#### Problem to work on:
Transcribe the material word for word, but without the images.

* Begin *

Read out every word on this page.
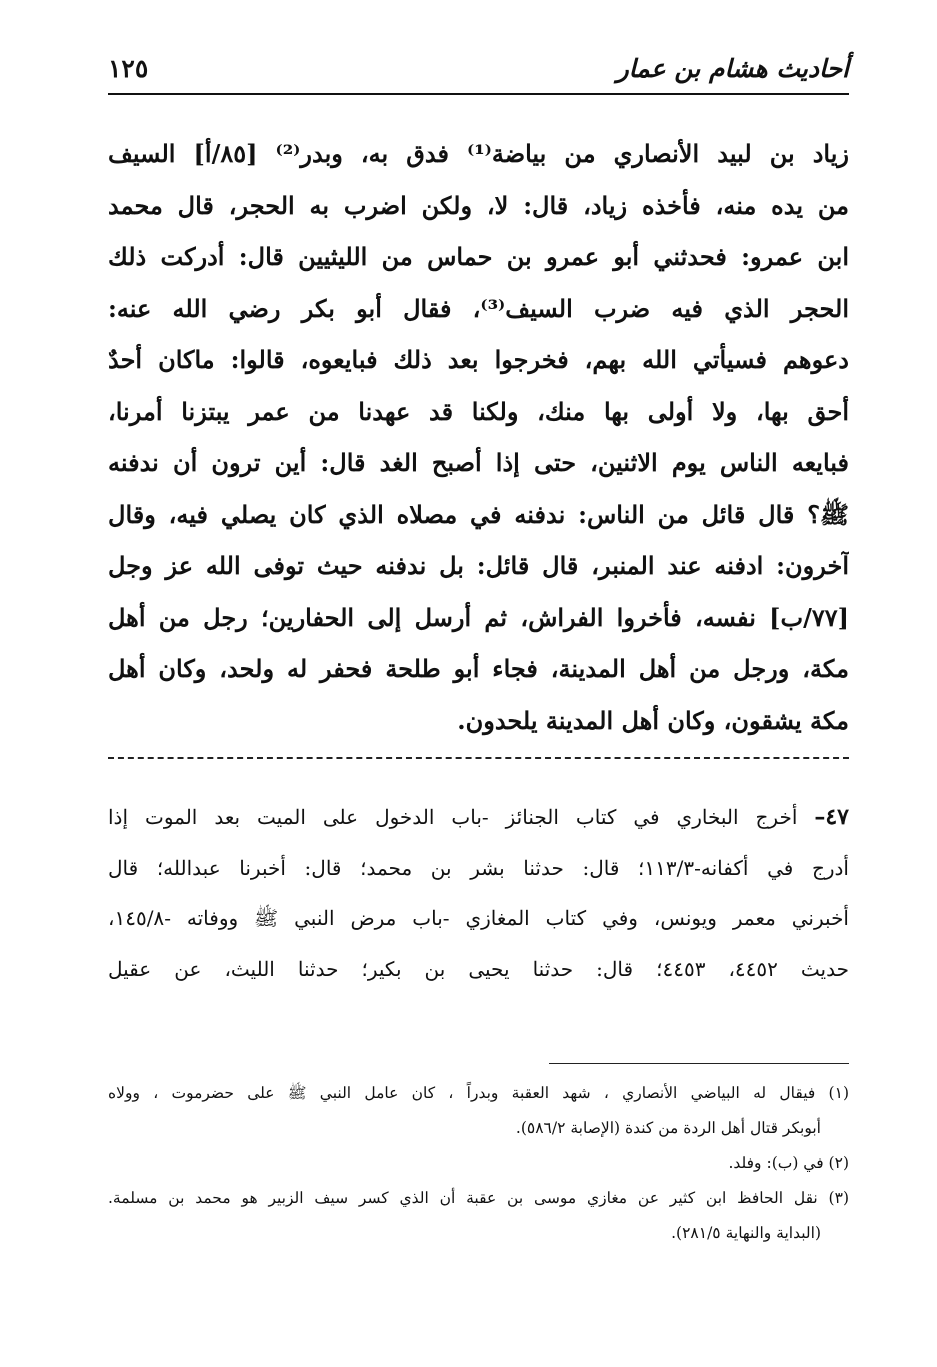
أحاديث هشام بن عمار
١٢٥
زياد بن لبيد الأنصاري من بياضة⁽¹⁾ فدق به، وبدر⁽²⁾ [٨٥/أ] السيف
من يده منه، فأخذه زياد، قال: لا، ولكن اضرب به الحجر، قال محمد
ابن عمرو: فحدثني أبو عمرو بن حماس من الليثيين قال: أدركت ذلك
الحجر الذي فيه ضرب السيف⁽³⁾، فقال أبو بكر رضي الله عنه:
دعوهم فسيأتي الله بهم، فخرجوا بعد ذلك فبايعوه، قالوا: ماكان أحدٌ
أحق بها، ولا أولى بها منك، ولكنا قد عهدنا من عمر يبتزنا أمرنا،
فبايعه الناس يوم الاثنين، حتى إذا أصبح الغد قال: أين ترون أن ندفنه
ﷺ؟ قال قائل من الناس: ندفنه في مصلاه الذي كان يصلي فيه، وقال
آخرون: ادفنه عند المنبر، قال قائل: بل ندفنه حيث توفى الله عز وجل
[٧٧/ب] نفسه، فأخروا الفراش، ثم أرسل إلى الحفارين؛ رجل من أهل
مكة، ورجل من أهل المدينة، فجاء أبو طلحة فحفر له ولحد، وكان أهل
مكة يشقون، وكان أهل المدينة يلحدون.
٤٧– أخرج البخاري في كتاب الجنائز -باب الدخول على الميت بعد الموت إذا
أدرج في أكفانه-١١٣/٣؛ قال: حدثنا بشر بن محمد؛ قال: أخبرنا عبدالله؛ قال
أخبرني معمر ويونس، وفي كتاب المغازي -باب مرض النبي ﷺ ووفاته -١٤٥/٨،
حديث ٤٤٥٢، ٤٤٥٣؛ قال: حدثنا يحيى بن بكير؛ حدثنا الليث، عن عقيل
(١) فيقال له البياضي الأنصاري ، شهد العقبة وبدراً ، كان عامل النبي ﷺ على حضرموت ، وولاه
أبوبكر قتال أهل الردة من كندة (الإصابة ٥٨٦/٢).
(٢) في (ب): وفلد.
(٣) نقل الحافظ ابن كثير عن مغازي موسى بن عقبة أن الذي كسر سيف الزبير هو محمد بن مسلمة.
(البداية والنهاية ٢٨١/٥).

* End *

#### Answer to the exercise:
Read out every word on this page.
أحاديث هشام بن عمار
١٢٥
زياد بن لبيد الأنصاري من بياضة⁽¹⁾ فدق به، وبدر⁽²⁾ [٨٥/أ] السيف
من يده منه، فأخذه زياد، قال: لا، ولكن اضرب به الحجر، قال محمد
ابن عمرو: فحدثني أبو عمرو بن حماس من الليثيين قال: أدركت ذلك
الحجر الذي فيه ضرب السيف⁽³⁾، فقال أبو بكر رضي الله عنه:
دعوهم فسيأتي الله بهم، فخرجوا بعد ذلك فبايعوه، قالوا: ماكان أحدٌ
أحق بها، ولا أولى بها منك، ولكنا قد عهدنا من عمر يبتزنا أمرنا،
فبايعه الناس يوم الاثنين، حتى إذا أصبح الغد قال: أين ترون أن ندفنه
ﷺ؟ قال قائل من الناس: ندفنه في مصلاه الذي كان يصلي فيه، وقال
آخرون: ادفنه عند المنبر، قال قائل: بل ندفنه حيث توفى الله عز وجل
[٧٧/ب] نفسه، فأخروا الفراش، ثم أرسل إلى الحفارين؛ رجل من أهل
مكة، ورجل من أهل المدينة، فجاء أبو طلحة فحفر له ولحد، وكان أهل
مكة يشقون، وكان أهل المدينة يلحدون.
٤٧– أخرج البخاري في كتاب الجنائز -باب الدخول على الميت بعد الموت إذا
أدرج في أكفانه-١١٣/٣؛ قال: حدثنا بشر بن محمد؛ قال: أخبرنا عبدالله؛ قال
أخبرني معمر ويونس، وفي كتاب المغازي -باب مرض النبي ﷺ ووفاته -١٤٥/٨،
حديث ٤٤٥٢، ٤٤٥٣؛ قال: حدثنا يحيى بن بكير؛ حدثنا الليث، عن عقيل
(١) فيقال له البياضي الأنصاري ، شهد العقبة وبدراً ، كان عامل النبي ﷺ على حضرموت ، وولاه
أبوبكر قتال أهل الردة من كندة (الإصابة ٥٨٦/٢).
(٢) في (ب): وفلد.
(٣) نقل الحافظ ابن كثير عن مغازي موسى بن عقبة أن الذي كسر سيف الزبير هو محمد بن مسلمة.
(البداية والنهاية ٢٨١/٥).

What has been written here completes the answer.